** Aim **
Take the data below and repeat it exactly.

** Record list **

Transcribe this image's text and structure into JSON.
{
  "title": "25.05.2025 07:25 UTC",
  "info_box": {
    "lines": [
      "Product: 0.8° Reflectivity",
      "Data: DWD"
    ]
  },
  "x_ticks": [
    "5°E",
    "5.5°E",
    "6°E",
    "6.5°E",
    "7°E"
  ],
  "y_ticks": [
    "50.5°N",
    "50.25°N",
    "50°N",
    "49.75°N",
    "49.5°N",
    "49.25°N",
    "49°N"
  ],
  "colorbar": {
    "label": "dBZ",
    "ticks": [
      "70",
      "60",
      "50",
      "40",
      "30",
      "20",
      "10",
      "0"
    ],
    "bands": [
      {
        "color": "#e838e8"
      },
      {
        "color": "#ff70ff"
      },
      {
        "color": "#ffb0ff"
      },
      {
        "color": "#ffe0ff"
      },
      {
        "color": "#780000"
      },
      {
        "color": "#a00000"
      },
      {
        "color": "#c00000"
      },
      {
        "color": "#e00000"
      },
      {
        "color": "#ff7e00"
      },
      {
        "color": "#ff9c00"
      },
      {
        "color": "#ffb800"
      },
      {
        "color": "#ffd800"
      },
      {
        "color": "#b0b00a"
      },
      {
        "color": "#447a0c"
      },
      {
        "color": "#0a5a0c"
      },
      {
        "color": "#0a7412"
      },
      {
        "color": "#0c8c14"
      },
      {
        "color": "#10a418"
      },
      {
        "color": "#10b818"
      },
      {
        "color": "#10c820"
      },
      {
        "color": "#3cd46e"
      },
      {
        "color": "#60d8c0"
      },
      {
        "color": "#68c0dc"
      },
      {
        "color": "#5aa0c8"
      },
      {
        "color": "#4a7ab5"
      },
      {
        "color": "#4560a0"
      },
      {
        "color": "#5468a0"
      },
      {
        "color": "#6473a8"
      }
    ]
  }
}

** Exercise solution **
Transcribe this image's text and structure into JSON.
{
  "title": "25.05.2025 07:25 UTC",
  "info_box": {
    "lines": [
      "Product: 0.8° Reflectivity",
      "Data: DWD"
    ]
  },
  "x_ticks": [
    "5°E",
    "5.5°E",
    "6°E",
    "6.5°E",
    "7°E"
  ],
  "y_ticks": [
    "50.5°N",
    "50.25°N",
    "50°N",
    "49.75°N",
    "49.5°N",
    "49.25°N",
    "49°N"
  ],
  "colorbar": {
    "label": "dBZ",
    "ticks": [
      "70",
      "60",
      "50",
      "40",
      "30",
      "20",
      "10",
      "0"
    ],
    "bands": [
      {
        "color": "#e838e8"
      },
      {
        "color": "#ff70ff"
      },
      {
        "color": "#ffb0ff"
      },
      {
        "color": "#ffe0ff"
      },
      {
        "color": "#780000"
      },
      {
        "color": "#a00000"
      },
      {
        "color": "#c00000"
      },
      {
        "color": "#e00000"
      },
      {
        "color": "#ff7e00"
      },
      {
        "color": "#ff9c00"
      },
      {
        "color": "#ffb800"
      },
      {
        "color": "#ffd800"
      },
      {
        "color": "#b0b00a"
      },
      {
        "color": "#447a0c"
      },
      {
        "color": "#0a5a0c"
      },
      {
        "color": "#0a7412"
      },
      {
        "color": "#0c8c14"
      },
      {
        "color": "#10a418"
      },
      {
        "color": "#10b818"
      },
      {
        "color": "#10c820"
      },
      {
        "color": "#3cd46e"
      },
      {
        "color": "#60d8c0"
      },
      {
        "color": "#68c0dc"
      },
      {
        "color": "#5aa0c8"
      },
      {
        "color": "#4a7ab5"
      },
      {
        "color": "#4560a0"
      },
      {
        "color": "#5468a0"
      },
      {
        "color": "#6473a8"
      }
    ]
  }
}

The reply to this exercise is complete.